▶ **Do this**
Exact reproduction of the data is required, with images excluded.

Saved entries

+ + + + + + +

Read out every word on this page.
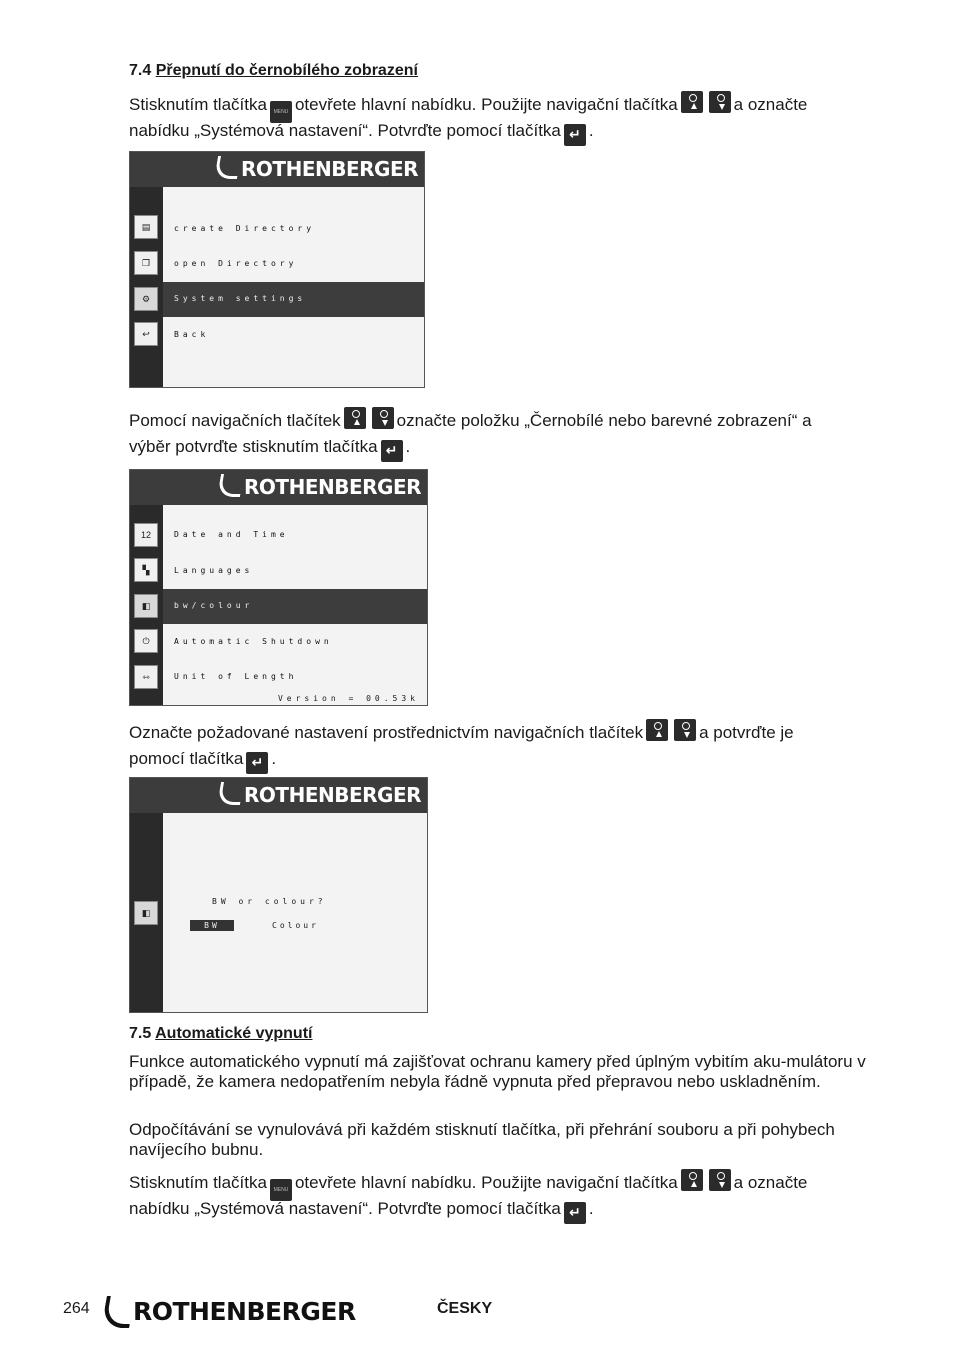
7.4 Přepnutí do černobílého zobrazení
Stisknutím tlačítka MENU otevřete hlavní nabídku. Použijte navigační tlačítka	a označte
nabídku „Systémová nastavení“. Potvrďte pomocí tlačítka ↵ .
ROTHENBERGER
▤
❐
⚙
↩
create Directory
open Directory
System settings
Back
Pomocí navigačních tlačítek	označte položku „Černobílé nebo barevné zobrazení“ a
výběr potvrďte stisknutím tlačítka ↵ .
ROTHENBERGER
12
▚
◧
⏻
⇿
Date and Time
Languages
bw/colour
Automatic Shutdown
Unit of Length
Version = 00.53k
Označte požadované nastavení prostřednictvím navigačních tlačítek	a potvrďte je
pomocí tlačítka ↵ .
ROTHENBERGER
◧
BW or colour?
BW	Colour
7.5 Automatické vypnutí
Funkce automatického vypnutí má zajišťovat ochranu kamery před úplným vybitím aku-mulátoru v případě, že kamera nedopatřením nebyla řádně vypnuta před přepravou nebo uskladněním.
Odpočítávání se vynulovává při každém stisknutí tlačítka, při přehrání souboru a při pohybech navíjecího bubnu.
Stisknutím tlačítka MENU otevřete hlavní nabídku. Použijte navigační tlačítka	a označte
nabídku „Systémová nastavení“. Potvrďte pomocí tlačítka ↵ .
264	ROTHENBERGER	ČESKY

+ + + + + + +

▶ **Response below**
Read out every word on this page.
7.4 Přepnutí do černobílého zobrazení
Stisknutím tlačítka MENU otevřete hlavní nabídku. Použijte navigační tlačítka	a označte
nabídku „Systémová nastavení“. Potvrďte pomocí tlačítka ↵ .
ROTHENBERGER
▤
❐
⚙
↩
create Directory
open Directory
System settings
Back
Pomocí navigačních tlačítek	označte položku „Černobílé nebo barevné zobrazení“ a
výběr potvrďte stisknutím tlačítka ↵ .
ROTHENBERGER
12
▚
◧
⏻
⇿
Date and Time
Languages
bw/colour
Automatic Shutdown
Unit of Length
Version = 00.53k
Označte požadované nastavení prostřednictvím navigačních tlačítek	a potvrďte je
pomocí tlačítka ↵ .
ROTHENBERGER
◧
BW or colour?
BW	Colour
7.5 Automatické vypnutí
Funkce automatického vypnutí má zajišťovat ochranu kamery před úplným vybitím aku-mulátoru v případě, že kamera nedopatřením nebyla řádně vypnuta před přepravou nebo uskladněním.
Odpočítávání se vynulovává při každém stisknutí tlačítka, při přehrání souboru a při pohybech navíjecího bubnu.
Stisknutím tlačítka MENU otevřete hlavní nabídku. Použijte navigační tlačítka	a označte
nabídku „Systémová nastavení“. Potvrďte pomocí tlačítka ↵ .
264	ROTHENBERGER	ČESKY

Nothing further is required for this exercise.